→ **Records**:
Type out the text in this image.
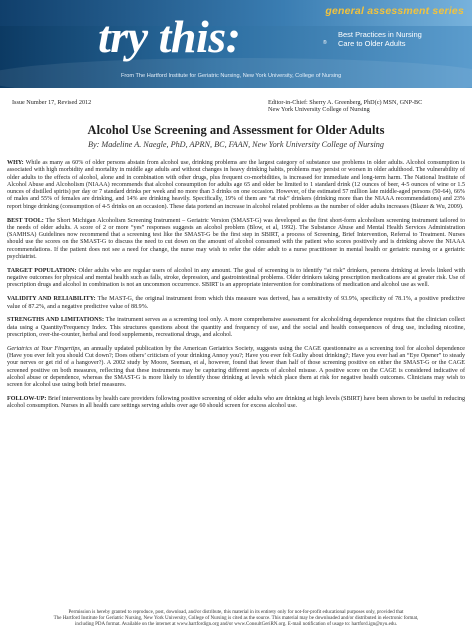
general assessment series
try this:	®
Best Practices in Nursing
Care to Older Adults
From The Hartford Institute for Geriatric Nursing, New York University, College of Nursing
Issue Number 17, Revised 2012	Editor-in-Chief: Sherry A. Greenberg, PhD(c) MSN, GNP-BC
New York University College of Nursing
Alcohol Use Screening and Assessment for Older Adults
By: Madeline A. Naegle, PhD, APRN, BC, FAAN, New York University College of Nursing

WHY: While as many as 60% of older persons abstain from alcohol use, drinking problems are the largest category of substance use problems in older adults. Alcohol consumption is associated with high morbidity and mortality in middle age adults and without changes in heavy drinking habits, problems may persist or worsen in older adulthood. The vulnerability of older adults to the effects of alcohol, alone and in combination with other drugs, plus frequent co-morbidities, is increased for immediate and long-term harm. The National Institute of Alcohol Abuse and Alcoholism (NIAAA) recommends that alcohol consumption for adults age 65 and older be limited to 1 standard drink (12 ounces of beer, 4-5 ounces of wine or 1.5 ounces of distilled spirits) per day or 7 standard drinks per week and no more than 3 drinks on one occasion. However, of the estimated 57 million late middle-aged persons (50-64), 66% of males and 55% of females are drinking, and 14% are drinking heavily. Specifically, 19% of them are “at risk” drinkers (drinking more than the NIAAA recommendations) and 23% report binge drinking (consumption of 4-5 drinks on an occasion). These data portend an increase in alcohol related problems as the number of older adults increases (Blazer & Wu, 2009).

BEST TOOL: The Short Michigan Alcoholism Screening Instrument – Geriatric Version (SMAST-G) was developed as the first short-form alcoholism screening instrument tailored to the needs of older adults. A score of 2 or more “yes” responses suggests an alcohol problem (Blow, et al, 1992). The Substance Abuse and Mental Health Services Administration (SAMHSA) Guidelines now recommend that a screening test like the SMAST-G be the first step in SBIRT, a process of Screening, Brief Intervention, Referral to Treatment. Nurses should use the scores on the SMAST-G to discuss the need to cut down on the amount of alcohol consumed with the patient who scores positively and is drinking above the NIAAA recommendations. If the patient does not see a need for change, the nurse may wish to refer the older adult to a nurse practitioner in mental health or geriatric nursing or a geriatric psychiatrist.

TARGET POPULATION: Older adults who are regular users of alcohol in any amount. The goal of screening is to identify “at risk” drinkers, persons drinking at levels linked with negative outcomes for physical and mental health such as falls, stroke, depression, and gastrointestinal problems. Older drinkers taking prescription medications are at greater risk. Use of prescription drugs and alcohol in combination is not an uncommon occurrence. SBIRT is an appropriate intervention for combinations of medication and alcohol use as well.

VALIDITY AND RELIABILITY: The MAST-G, the original instrument from which this measure was derived, has a sensitivity of 93.9%, specificity of 78.1%, a positive predictive value of 87.2%, and a negative predictive value of 88.9%.

STRENGTHS AND LIMITATIONS: The instrument serves as a screening tool only. A more comprehensive assessment for alcohol/drug dependence requires that the clinician collect data using a Quantity/Frequency Index. This structures questions about the quantity and frequency of use, and the social and health consequences of drug use, including nicotine, prescription, over-the-counter, herbal and food supplements, recreational drugs, and alcohol.

Geriatrics at Your Fingertips, an annually updated publication by the American Geriatrics Society, suggests using the CAGE questionnaire as a screening tool for alcohol dependence (Have you ever felt you should Cut down?; Does others’ criticism of your drinking Annoy you?; Have you ever felt Guilty about drinking?; Have you ever had an “Eye Opener” to steady your nerves or get rid of a hangover?). A 2002 study by Moore, Seeman, et al, however, found that fewer than half of those screening positive on either the SMAST-G or the CAGE screened positive on both measures, reflecting that these instruments may be capturing different aspects of alcohol misuse. A positive score on the CAGE is considered indicative of alcohol abuse or dependence, whereas the SMAST-G is more likely to identify those drinking at levels which place them at risk for negative health outcomes. Clinicians may wish to screen for alcohol use using both brief measures.

FOLLOW-UP: Brief interventions by health care providers following positive screening of older adults who are drinking at high levels (SBIRT) have been shown to be useful in reducing alcohol consumption. Nurses in all health care settings serving adults over age 60 should screen for excess alcohol use.

Permission is hereby granted to reproduce, post, download, and/or distribute, this material in its entirety only for not-for-profit educational purposes only, provided that
The Hartford Institute for Geriatric Nursing, New York University, College of Nursing is cited as the source. This material may be downloaded and/or distributed in electronic format,
including PDA format. Available on the internet at www.hartfordign.org and/or www.ConsultGeriRN.org. E-mail notification of usage to: hartford.ign@nyu.edu.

→ **Problem to work on**: Leave the pictures out and reproduce each record exactly as written.

→ **Answer**:
Type out the text in this image.
general assessment series
try this:	®
Best Practices in Nursing
Care to Older Adults
From The Hartford Institute for Geriatric Nursing, New York University, College of Nursing
Issue Number 17, Revised 2012	Editor-in-Chief: Sherry A. Greenberg, PhD(c) MSN, GNP-BC
New York University College of Nursing
Alcohol Use Screening and Assessment for Older Adults
By: Madeline A. Naegle, PhD, APRN, BC, FAAN, New York University College of Nursing

WHY: While as many as 60% of older persons abstain from alcohol use, drinking problems are the largest category of substance use problems in older adults. Alcohol consumption is associated with high morbidity and mortality in middle age adults and without changes in heavy drinking habits, problems may persist or worsen in older adulthood. The vulnerability of older adults to the effects of alcohol, alone and in combination with other drugs, plus frequent co-morbidities, is increased for immediate and long-term harm. The National Institute of Alcohol Abuse and Alcoholism (NIAAA) recommends that alcohol consumption for adults age 65 and older be limited to 1 standard drink (12 ounces of beer, 4-5 ounces of wine or 1.5 ounces of distilled spirits) per day or 7 standard drinks per week and no more than 3 drinks on one occasion. However, of the estimated 57 million late middle-aged persons (50-64), 66% of males and 55% of females are drinking, and 14% are drinking heavily. Specifically, 19% of them are “at risk” drinkers (drinking more than the NIAAA recommendations) and 23% report binge drinking (consumption of 4-5 drinks on an occasion). These data portend an increase in alcohol related problems as the number of older adults increases (Blazer & Wu, 2009).

BEST TOOL: The Short Michigan Alcoholism Screening Instrument – Geriatric Version (SMAST-G) was developed as the first short-form alcoholism screening instrument tailored to the needs of older adults. A score of 2 or more “yes” responses suggests an alcohol problem (Blow, et al, 1992). The Substance Abuse and Mental Health Services Administration (SAMHSA) Guidelines now recommend that a screening test like the SMAST-G be the first step in SBIRT, a process of Screening, Brief Intervention, Referral to Treatment. Nurses should use the scores on the SMAST-G to discuss the need to cut down on the amount of alcohol consumed with the patient who scores positively and is drinking above the NIAAA recommendations. If the patient does not see a need for change, the nurse may wish to refer the older adult to a nurse practitioner in mental health or geriatric nursing or a geriatric psychiatrist.

TARGET POPULATION: Older adults who are regular users of alcohol in any amount. The goal of screening is to identify “at risk” drinkers, persons drinking at levels linked with negative outcomes for physical and mental health such as falls, stroke, depression, and gastrointestinal problems. Older drinkers taking prescription medications are at greater risk. Use of prescription drugs and alcohol in combination is not an uncommon occurrence. SBIRT is an appropriate intervention for combinations of medication and alcohol use as well.

VALIDITY AND RELIABILITY: The MAST-G, the original instrument from which this measure was derived, has a sensitivity of 93.9%, specificity of 78.1%, a positive predictive value of 87.2%, and a negative predictive value of 88.9%.

STRENGTHS AND LIMITATIONS: The instrument serves as a screening tool only. A more comprehensive assessment for alcohol/drug dependence requires that the clinician collect data using a Quantity/Frequency Index. This structures questions about the quantity and frequency of use, and the social and health consequences of drug use, including nicotine, prescription, over-the-counter, herbal and food supplements, recreational drugs, and alcohol.

Geriatrics at Your Fingertips, an annually updated publication by the American Geriatrics Society, suggests using the CAGE questionnaire as a screening tool for alcohol dependence (Have you ever felt you should Cut down?; Does others’ criticism of your drinking Annoy you?; Have you ever felt Guilty about drinking?; Have you ever had an “Eye Opener” to steady your nerves or get rid of a hangover?). A 2002 study by Moore, Seeman, et al, however, found that fewer than half of those screening positive on either the SMAST-G or the CAGE screened positive on both measures, reflecting that these instruments may be capturing different aspects of alcohol misuse. A positive score on the CAGE is considered indicative of alcohol abuse or dependence, whereas the SMAST-G is more likely to identify those drinking at levels which place them at risk for negative health outcomes. Clinicians may wish to screen for alcohol use using both brief measures.

FOLLOW-UP: Brief interventions by health care providers following positive screening of older adults who are drinking at high levels (SBIRT) have been shown to be useful in reducing alcohol consumption. Nurses in all health care settings serving adults over age 60 should screen for excess alcohol use.

Permission is hereby granted to reproduce, post, download, and/or distribute, this material in its entirety only for not-for-profit educational purposes only, provided that
The Hartford Institute for Geriatric Nursing, New York University, College of Nursing is cited as the source. This material may be downloaded and/or distributed in electronic format,
including PDA format. Available on the internet at www.hartfordign.org and/or www.ConsultGeriRN.org. E-mail notification of usage to: hartford.ign@nyu.edu.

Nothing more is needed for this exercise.